→ **YOUR TASK**
Reproduce the records below exactly as they appear, omitting any pictures they contain.
───── SUPPLIED INFORMATION
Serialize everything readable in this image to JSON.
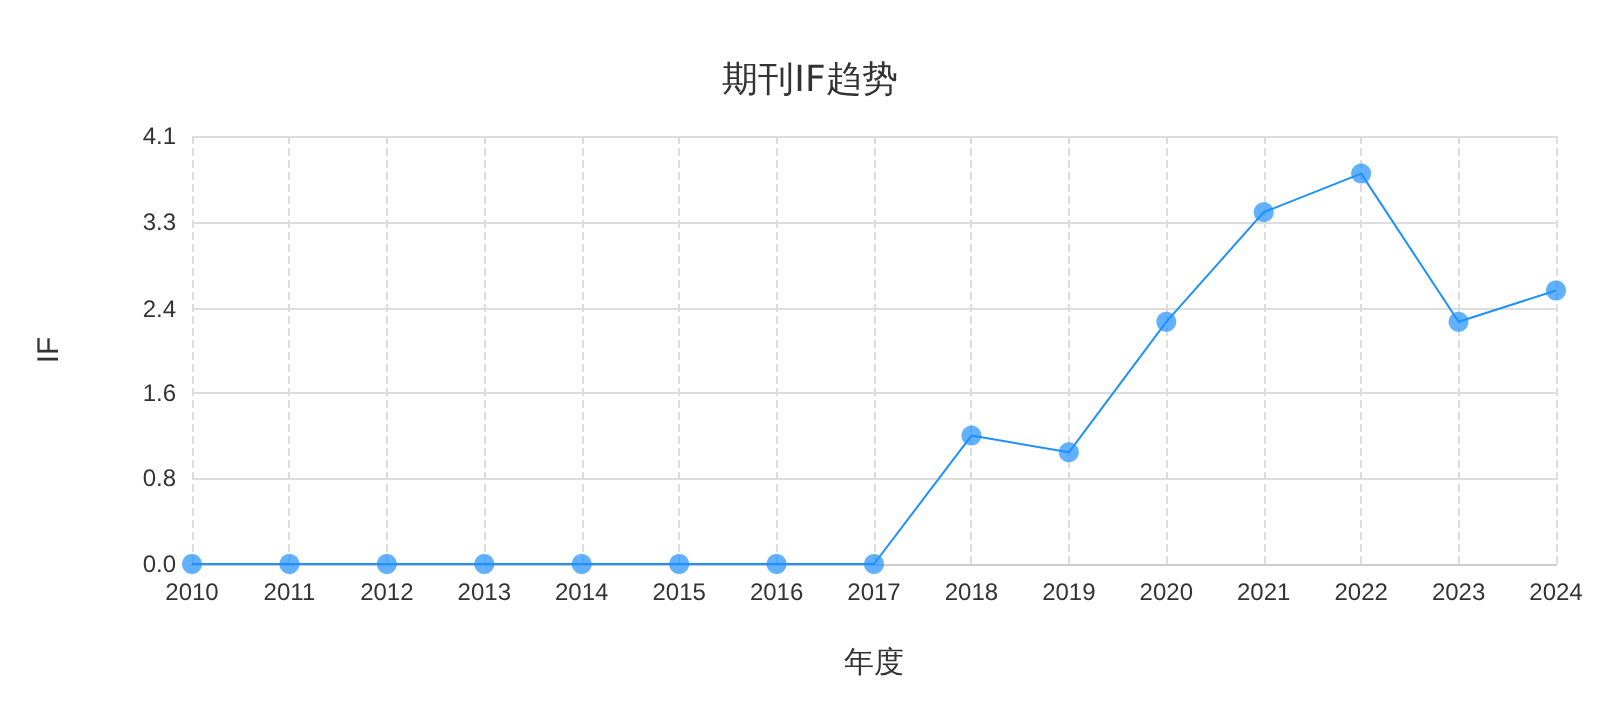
{
  "chart_data": {
    "type": "line",
    "title": "期刊IF趋势",
    "xlabel": "年度",
    "ylabel": "IF",
    "categories": [
      "2010",
      "2011",
      "2012",
      "2013",
      "2014",
      "2015",
      "2016",
      "2017",
      "2018",
      "2019",
      "2020",
      "2021",
      "2022",
      "2023",
      "2024"
    ],
    "series": [
      {
        "color": "#1e90ff",
        "values": [
          0,
          0,
          0,
          0,
          0,
          0,
          0,
          0,
          1.23,
          1.07,
          2.32,
          3.37,
          3.74,
          2.32,
          2.62
        ]
      }
    ],
    "ylim": [
      0,
      4.1
    ],
    "yticks": [
      {
        "value": 0,
        "label": "0.0"
      },
      {
        "value": 0.82,
        "label": "0.8"
      },
      {
        "value": 1.64,
        "label": "1.6"
      },
      {
        "value": 2.44,
        "label": "2.4"
      },
      {
        "value": 3.28,
        "label": "3.3"
      },
      {
        "value": 4.1,
        "label": "4.1"
      }
    ],
    "grid": true,
    "marker": "circle",
    "line_style": "solid"
  }
}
──────────
→ **RESPONSE**
Serialize everything readable in this image to JSON.
{
  "chart_data": {
    "type": "line",
    "title": "期刊IF趋势",
    "xlabel": "年度",
    "ylabel": "IF",
    "categories": [
      "2010",
      "2011",
      "2012",
      "2013",
      "2014",
      "2015",
      "2016",
      "2017",
      "2018",
      "2019",
      "2020",
      "2021",
      "2022",
      "2023",
      "2024"
    ],
    "series": [
      {
        "color": "#1e90ff",
        "values": [
          0,
          0,
          0,
          0,
          0,
          0,
          0,
          0,
          1.23,
          1.07,
          2.32,
          3.37,
          3.74,
          2.32,
          2.62
        ]
      }
    ],
    "ylim": [
      0,
      4.1
    ],
    "yticks": [
      {
        "value": 0,
        "label": "0.0"
      },
      {
        "value": 0.82,
        "label": "0.8"
      },
      {
        "value": 1.64,
        "label": "1.6"
      },
      {
        "value": 2.44,
        "label": "2.4"
      },
      {
        "value": 3.28,
        "label": "3.3"
      },
      {
        "value": 4.1,
        "label": "4.1"
      }
    ],
    "grid": true,
    "marker": "circle",
    "line_style": "solid"
  }
}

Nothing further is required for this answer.